WHAT THE TASK ASKS -
Return, word for word, every line that follows.

SUPPLIED ENTRIES -
────────────────────
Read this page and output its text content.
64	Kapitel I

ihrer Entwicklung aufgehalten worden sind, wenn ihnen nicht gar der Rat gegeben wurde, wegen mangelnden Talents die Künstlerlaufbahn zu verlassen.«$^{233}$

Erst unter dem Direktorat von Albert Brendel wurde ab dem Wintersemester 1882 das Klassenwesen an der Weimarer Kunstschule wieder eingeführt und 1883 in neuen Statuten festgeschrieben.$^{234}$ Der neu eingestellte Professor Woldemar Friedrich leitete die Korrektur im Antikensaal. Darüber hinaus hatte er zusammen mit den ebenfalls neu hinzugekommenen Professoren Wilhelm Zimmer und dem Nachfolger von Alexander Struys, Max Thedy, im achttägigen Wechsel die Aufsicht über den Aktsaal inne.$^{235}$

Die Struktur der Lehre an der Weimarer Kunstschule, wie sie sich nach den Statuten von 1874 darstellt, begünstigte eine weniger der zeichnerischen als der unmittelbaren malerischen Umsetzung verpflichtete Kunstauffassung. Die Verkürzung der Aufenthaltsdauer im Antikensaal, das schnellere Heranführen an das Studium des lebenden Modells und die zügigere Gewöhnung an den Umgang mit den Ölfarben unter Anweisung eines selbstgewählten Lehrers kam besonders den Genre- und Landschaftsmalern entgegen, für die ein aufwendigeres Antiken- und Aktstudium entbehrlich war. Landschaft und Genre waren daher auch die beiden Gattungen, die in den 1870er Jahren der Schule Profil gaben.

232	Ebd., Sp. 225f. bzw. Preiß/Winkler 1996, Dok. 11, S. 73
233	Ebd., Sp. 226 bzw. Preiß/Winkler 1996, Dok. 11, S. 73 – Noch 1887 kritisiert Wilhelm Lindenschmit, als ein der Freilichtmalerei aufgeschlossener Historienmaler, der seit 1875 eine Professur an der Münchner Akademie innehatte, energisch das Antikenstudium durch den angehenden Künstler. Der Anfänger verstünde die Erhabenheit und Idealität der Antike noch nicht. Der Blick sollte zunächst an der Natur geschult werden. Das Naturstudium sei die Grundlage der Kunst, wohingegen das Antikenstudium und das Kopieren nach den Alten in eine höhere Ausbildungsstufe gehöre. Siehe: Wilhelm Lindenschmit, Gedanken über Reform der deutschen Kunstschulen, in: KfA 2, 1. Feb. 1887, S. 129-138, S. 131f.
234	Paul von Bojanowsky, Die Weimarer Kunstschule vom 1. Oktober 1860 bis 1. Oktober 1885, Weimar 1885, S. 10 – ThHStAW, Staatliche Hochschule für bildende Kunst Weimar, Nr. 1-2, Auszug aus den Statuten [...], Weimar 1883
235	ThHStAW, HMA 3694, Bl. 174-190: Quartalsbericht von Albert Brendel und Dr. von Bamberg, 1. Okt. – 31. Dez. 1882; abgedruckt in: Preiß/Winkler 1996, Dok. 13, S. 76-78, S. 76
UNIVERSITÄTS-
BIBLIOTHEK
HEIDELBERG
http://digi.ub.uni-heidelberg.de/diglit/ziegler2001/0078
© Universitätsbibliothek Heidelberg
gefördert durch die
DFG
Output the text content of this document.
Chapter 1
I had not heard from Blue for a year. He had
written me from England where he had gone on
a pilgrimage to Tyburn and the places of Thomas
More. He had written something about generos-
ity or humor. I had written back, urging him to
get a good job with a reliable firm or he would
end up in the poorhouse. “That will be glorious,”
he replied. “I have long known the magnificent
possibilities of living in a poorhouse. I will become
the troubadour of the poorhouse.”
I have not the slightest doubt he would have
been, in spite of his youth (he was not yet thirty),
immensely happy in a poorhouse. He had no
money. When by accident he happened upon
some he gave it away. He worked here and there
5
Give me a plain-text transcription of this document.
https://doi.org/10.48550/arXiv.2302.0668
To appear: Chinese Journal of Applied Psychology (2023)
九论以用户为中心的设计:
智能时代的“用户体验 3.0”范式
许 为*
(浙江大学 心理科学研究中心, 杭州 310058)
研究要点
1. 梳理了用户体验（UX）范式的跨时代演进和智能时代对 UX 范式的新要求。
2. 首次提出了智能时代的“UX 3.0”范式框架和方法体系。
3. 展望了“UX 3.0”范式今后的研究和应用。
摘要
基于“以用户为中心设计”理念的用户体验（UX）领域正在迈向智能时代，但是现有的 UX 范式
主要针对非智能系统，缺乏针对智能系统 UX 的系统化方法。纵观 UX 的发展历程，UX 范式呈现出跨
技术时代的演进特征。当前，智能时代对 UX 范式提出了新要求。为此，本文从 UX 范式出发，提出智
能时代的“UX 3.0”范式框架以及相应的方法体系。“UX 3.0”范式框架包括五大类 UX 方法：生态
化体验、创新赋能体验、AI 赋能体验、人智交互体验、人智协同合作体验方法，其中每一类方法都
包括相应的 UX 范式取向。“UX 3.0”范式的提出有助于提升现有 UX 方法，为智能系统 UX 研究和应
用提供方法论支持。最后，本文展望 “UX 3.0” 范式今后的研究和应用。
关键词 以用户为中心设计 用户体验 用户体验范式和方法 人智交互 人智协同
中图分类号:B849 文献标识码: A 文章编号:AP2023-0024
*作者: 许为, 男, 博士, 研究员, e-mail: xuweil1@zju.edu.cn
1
────────────────────
RESPONSE TO THIS TASK -
Read this page and output its text content.
64	Kapitel I

ihrer Entwicklung aufgehalten worden sind, wenn ihnen nicht gar der Rat gegeben wurde, wegen mangelnden Talents die Künstlerlaufbahn zu verlassen.«$^{233}$

Erst unter dem Direktorat von Albert Brendel wurde ab dem Wintersemester 1882 das Klassenwesen an der Weimarer Kunstschule wieder eingeführt und 1883 in neuen Statuten festgeschrieben.$^{234}$ Der neu eingestellte Professor Woldemar Friedrich leitete die Korrektur im Antikensaal. Darüber hinaus hatte er zusammen mit den ebenfalls neu hinzugekommenen Professoren Wilhelm Zimmer und dem Nachfolger von Alexander Struys, Max Thedy, im achttägigen Wechsel die Aufsicht über den Aktsaal inne.$^{235}$

Die Struktur der Lehre an der Weimarer Kunstschule, wie sie sich nach den Statuten von 1874 darstellt, begünstigte eine weniger der zeichnerischen als der unmittelbaren malerischen Umsetzung verpflichtete Kunstauffassung. Die Verkürzung der Aufenthaltsdauer im Antikensaal, das schnellere Heranführen an das Studium des lebenden Modells und die zügigere Gewöhnung an den Umgang mit den Ölfarben unter Anweisung eines selbstgewählten Lehrers kam besonders den Genre- und Landschaftsmalern entgegen, für die ein aufwendigeres Antiken- und Aktstudium entbehrlich war. Landschaft und Genre waren daher auch die beiden Gattungen, die in den 1870er Jahren der Schule Profil gaben.

232	Ebd., Sp. 225f. bzw. Preiß/Winkler 1996, Dok. 11, S. 73
233	Ebd., Sp. 226 bzw. Preiß/Winkler 1996, Dok. 11, S. 73 – Noch 1887 kritisiert Wilhelm Lindenschmit, als ein der Freilichtmalerei aufgeschlossener Historienmaler, der seit 1875 eine Professur an der Münchner Akademie innehatte, energisch das Antikenstudium durch den angehenden Künstler. Der Anfänger verstünde die Erhabenheit und Idealität der Antike noch nicht. Der Blick sollte zunächst an der Natur geschult werden. Das Naturstudium sei die Grundlage der Kunst, wohingegen das Antikenstudium und das Kopieren nach den Alten in eine höhere Ausbildungsstufe gehöre. Siehe: Wilhelm Lindenschmit, Gedanken über Reform der deutschen Kunstschulen, in: KfA 2, 1. Feb. 1887, S. 129-138, S. 131f.
234	Paul von Bojanowsky, Die Weimarer Kunstschule vom 1. Oktober 1860 bis 1. Oktober 1885, Weimar 1885, S. 10 – ThHStAW, Staatliche Hochschule für bildende Kunst Weimar, Nr. 1-2, Auszug aus den Statuten [...], Weimar 1883
235	ThHStAW, HMA 3694, Bl. 174-190: Quartalsbericht von Albert Brendel und Dr. von Bamberg, 1. Okt. – 31. Dez. 1882; abgedruckt in: Preiß/Winkler 1996, Dok. 13, S. 76-78, S. 76
UNIVERSITÄTS-
BIBLIOTHEK
HEIDELBERG
http://digi.ub.uni-heidelberg.de/diglit/ziegler2001/0078
© Universitätsbibliothek Heidelberg
gefördert durch die
DFG
Output the text content of this document.
Chapter 1
I had not heard from Blue for a year. He had
written me from England where he had gone on
a pilgrimage to Tyburn and the places of Thomas
More. He had written something about generos-
ity or humor. I had written back, urging him to
get a good job with a reliable firm or he would
end up in the poorhouse. “That will be glorious,”
he replied. “I have long known the magnificent
possibilities of living in a poorhouse. I will become
the troubadour of the poorhouse.”
I have not the slightest doubt he would have
been, in spite of his youth (he was not yet thirty),
immensely happy in a poorhouse. He had no
money. When by accident he happened upon
some he gave it away. He worked here and there
5
Give me a plain-text transcription of this document.
https://doi.org/10.48550/arXiv.2302.0668
To appear: Chinese Journal of Applied Psychology (2023)
九论以用户为中心的设计:
智能时代的“用户体验 3.0”范式
许 为*
(浙江大学 心理科学研究中心, 杭州 310058)
研究要点
1. 梳理了用户体验（UX）范式的跨时代演进和智能时代对 UX 范式的新要求。
2. 首次提出了智能时代的“UX 3.0”范式框架和方法体系。
3. 展望了“UX 3.0”范式今后的研究和应用。
摘要
基于“以用户为中心设计”理念的用户体验（UX）领域正在迈向智能时代，但是现有的 UX 范式
主要针对非智能系统，缺乏针对智能系统 UX 的系统化方法。纵观 UX 的发展历程，UX 范式呈现出跨
技术时代的演进特征。当前，智能时代对 UX 范式提出了新要求。为此，本文从 UX 范式出发，提出智
能时代的“UX 3.0”范式框架以及相应的方法体系。“UX 3.0”范式框架包括五大类 UX 方法：生态
化体验、创新赋能体验、AI 赋能体验、人智交互体验、人智协同合作体验方法，其中每一类方法都
包括相应的 UX 范式取向。“UX 3.0”范式的提出有助于提升现有 UX 方法，为智能系统 UX 研究和应
用提供方法论支持。最后，本文展望 “UX 3.0” 范式今后的研究和应用。
关键词 以用户为中心设计 用户体验 用户体验范式和方法 人智交互 人智协同
中图分类号:B849 文献标识码: A 文章编号:AP2023-0024
*作者: 许为, 男, 博士, 研究员, e-mail: xuweil1@zju.edu.cn
1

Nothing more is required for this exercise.